Task A:
Translate this sentence from the passage about Chogolisa into Spanish: "Chogolisa has several peaks, the highest being its southwest face (Chogolisa I), which reaches an elevation of 7,665 m."
Task B:
Reproduce the part of the Chogolisa passage that begins at the words "Chogolisa has several" and ends after the words "Mount Everest expedition.".

(Passage shown Opens)

Mountain in Pakistan

Chogolisa ( derived from Chogo Ling Sa; literally "Great Hunt") is a trapezoidal mountain located in the Karakoram range within the Gilgit-Baltistan region of Pakistan. It is situated near the Baltoro Glacier in the Concordia region, which is renowned for hosting some of the world's tallest peaks.

Chogolisa has several peaks, the highest being its southwest face (Chogolisa I), which reaches an elevation of 7,665 m. On the northeast side, the second-highest peak stands at 7,654 m in height and was named "Bride Peak" by Martin Conway in 1892.

== Climbing history ==
In 1909, a party led by Duke of the Abruzzi reached 7498 m from a base camp located on the northern side and a high camp on the Chogolisa saddle at 6,335 m. Bad weather stopped the party from ascending further, but their climb established a new world altitude record which was not beaten until 13 years later, when Mallory, Norton and Somervell reached 8200 m on the 1922 British Mount Everest expedition.

(Passage shown Closes)
(Record extracts Opens)

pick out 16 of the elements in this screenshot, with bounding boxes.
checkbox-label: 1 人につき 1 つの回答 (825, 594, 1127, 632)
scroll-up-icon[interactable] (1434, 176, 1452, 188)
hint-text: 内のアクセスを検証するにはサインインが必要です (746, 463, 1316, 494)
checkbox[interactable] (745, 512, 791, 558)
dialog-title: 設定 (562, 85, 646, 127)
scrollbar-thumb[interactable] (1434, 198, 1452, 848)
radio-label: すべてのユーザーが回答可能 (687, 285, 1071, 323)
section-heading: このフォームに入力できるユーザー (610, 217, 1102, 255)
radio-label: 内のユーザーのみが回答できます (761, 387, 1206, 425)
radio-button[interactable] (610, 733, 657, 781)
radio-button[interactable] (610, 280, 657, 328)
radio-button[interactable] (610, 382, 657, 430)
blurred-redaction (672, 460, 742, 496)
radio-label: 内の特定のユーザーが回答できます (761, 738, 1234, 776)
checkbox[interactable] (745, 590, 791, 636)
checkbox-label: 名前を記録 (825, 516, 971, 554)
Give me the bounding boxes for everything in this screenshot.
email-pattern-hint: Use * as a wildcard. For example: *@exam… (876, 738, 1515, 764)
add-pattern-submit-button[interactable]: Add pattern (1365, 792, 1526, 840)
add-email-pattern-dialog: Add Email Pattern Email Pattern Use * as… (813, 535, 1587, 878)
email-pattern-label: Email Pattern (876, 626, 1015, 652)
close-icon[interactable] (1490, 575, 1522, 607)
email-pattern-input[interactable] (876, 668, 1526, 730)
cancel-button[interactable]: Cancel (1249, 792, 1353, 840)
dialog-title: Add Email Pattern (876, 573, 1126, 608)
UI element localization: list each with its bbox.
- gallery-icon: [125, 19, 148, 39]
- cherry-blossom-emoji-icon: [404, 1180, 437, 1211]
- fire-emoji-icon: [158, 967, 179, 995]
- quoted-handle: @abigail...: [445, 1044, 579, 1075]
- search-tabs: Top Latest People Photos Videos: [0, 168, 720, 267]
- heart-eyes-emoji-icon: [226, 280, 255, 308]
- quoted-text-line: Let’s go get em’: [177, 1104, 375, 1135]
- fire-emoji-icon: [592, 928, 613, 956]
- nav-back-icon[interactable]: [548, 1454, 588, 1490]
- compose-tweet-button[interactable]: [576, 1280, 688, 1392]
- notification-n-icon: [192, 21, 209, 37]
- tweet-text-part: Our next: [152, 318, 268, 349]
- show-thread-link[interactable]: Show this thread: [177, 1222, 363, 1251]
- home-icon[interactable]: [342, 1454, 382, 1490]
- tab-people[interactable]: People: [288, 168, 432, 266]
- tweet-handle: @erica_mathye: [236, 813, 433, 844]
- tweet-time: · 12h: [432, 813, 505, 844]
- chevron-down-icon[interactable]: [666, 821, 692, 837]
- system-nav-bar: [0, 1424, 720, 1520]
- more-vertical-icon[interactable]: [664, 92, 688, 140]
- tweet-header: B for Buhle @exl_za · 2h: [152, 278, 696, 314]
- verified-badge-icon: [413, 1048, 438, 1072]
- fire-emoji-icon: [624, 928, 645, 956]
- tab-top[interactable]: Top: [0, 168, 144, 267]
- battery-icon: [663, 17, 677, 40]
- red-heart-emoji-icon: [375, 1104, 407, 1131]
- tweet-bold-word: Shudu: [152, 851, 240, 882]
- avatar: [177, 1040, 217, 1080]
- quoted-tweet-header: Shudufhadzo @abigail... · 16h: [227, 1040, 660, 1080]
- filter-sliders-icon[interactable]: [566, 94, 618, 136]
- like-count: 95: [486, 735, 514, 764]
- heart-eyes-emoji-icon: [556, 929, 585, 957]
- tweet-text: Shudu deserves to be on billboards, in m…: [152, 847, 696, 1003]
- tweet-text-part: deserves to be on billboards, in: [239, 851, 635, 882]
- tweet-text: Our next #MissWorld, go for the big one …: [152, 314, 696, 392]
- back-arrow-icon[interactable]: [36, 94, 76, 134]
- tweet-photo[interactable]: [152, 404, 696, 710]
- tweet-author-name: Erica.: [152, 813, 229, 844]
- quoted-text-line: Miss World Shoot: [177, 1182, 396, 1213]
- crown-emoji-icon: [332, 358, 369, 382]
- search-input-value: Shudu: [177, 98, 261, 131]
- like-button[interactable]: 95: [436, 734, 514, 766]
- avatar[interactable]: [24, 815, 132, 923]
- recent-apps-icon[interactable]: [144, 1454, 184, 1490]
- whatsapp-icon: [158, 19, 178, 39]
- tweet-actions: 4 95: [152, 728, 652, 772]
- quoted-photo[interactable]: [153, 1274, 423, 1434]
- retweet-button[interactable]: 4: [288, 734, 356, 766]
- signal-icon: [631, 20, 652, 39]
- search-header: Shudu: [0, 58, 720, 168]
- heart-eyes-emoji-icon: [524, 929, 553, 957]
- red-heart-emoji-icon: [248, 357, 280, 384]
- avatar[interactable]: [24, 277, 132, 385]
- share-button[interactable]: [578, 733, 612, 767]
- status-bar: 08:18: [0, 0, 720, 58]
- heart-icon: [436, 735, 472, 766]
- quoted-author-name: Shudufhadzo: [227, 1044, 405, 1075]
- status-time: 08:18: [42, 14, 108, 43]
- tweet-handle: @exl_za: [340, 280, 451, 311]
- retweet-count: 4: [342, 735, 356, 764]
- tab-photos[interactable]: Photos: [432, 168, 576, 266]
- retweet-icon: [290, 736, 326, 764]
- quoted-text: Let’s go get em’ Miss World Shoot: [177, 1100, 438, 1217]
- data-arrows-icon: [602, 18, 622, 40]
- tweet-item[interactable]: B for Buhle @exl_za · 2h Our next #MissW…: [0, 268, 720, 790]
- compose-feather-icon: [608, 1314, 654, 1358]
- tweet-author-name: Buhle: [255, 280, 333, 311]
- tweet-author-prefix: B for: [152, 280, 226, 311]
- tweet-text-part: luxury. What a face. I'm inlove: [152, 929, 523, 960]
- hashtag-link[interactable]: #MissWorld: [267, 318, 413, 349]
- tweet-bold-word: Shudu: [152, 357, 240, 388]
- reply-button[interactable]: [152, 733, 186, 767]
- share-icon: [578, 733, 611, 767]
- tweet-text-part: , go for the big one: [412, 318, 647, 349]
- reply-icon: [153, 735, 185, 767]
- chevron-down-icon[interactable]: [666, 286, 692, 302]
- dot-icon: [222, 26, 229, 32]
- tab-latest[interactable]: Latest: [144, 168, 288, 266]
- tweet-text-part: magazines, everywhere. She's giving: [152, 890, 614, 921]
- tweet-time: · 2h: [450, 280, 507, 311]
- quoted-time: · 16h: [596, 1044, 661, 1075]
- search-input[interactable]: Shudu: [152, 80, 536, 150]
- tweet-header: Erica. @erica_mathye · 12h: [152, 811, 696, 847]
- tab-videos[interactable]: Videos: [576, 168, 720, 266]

(Record extracts Closes)

Answer area A:
Chogolisa tiene varias cumbres, siendo la más alta su cara suroeste (Chogolisa I), que alcanza una altitud de 7665 m.

Answer area B:
Chogolisa has several peaks, the highest being its southwest face (Chogolisa I), which reaches an elevation of 7,665 m. On the northeast side, the second-highest peak stands at 7,654 m in height and was named "Bride Peak" by Martin Conway in 1892.

== Climbing history ==
In 1909, a party led by Duke of the Abruzzi reached 7498 m from a base camp located on the northern side and a high camp on the Chogolisa saddle at 6,335 m. Bad weather stopped the party from ascending further, but their climb established a new world altitude record which was not beaten until 13 years later, when Mallory, Norton and Somervell reached 8200 m on the 1922 British Mount Everest expedition.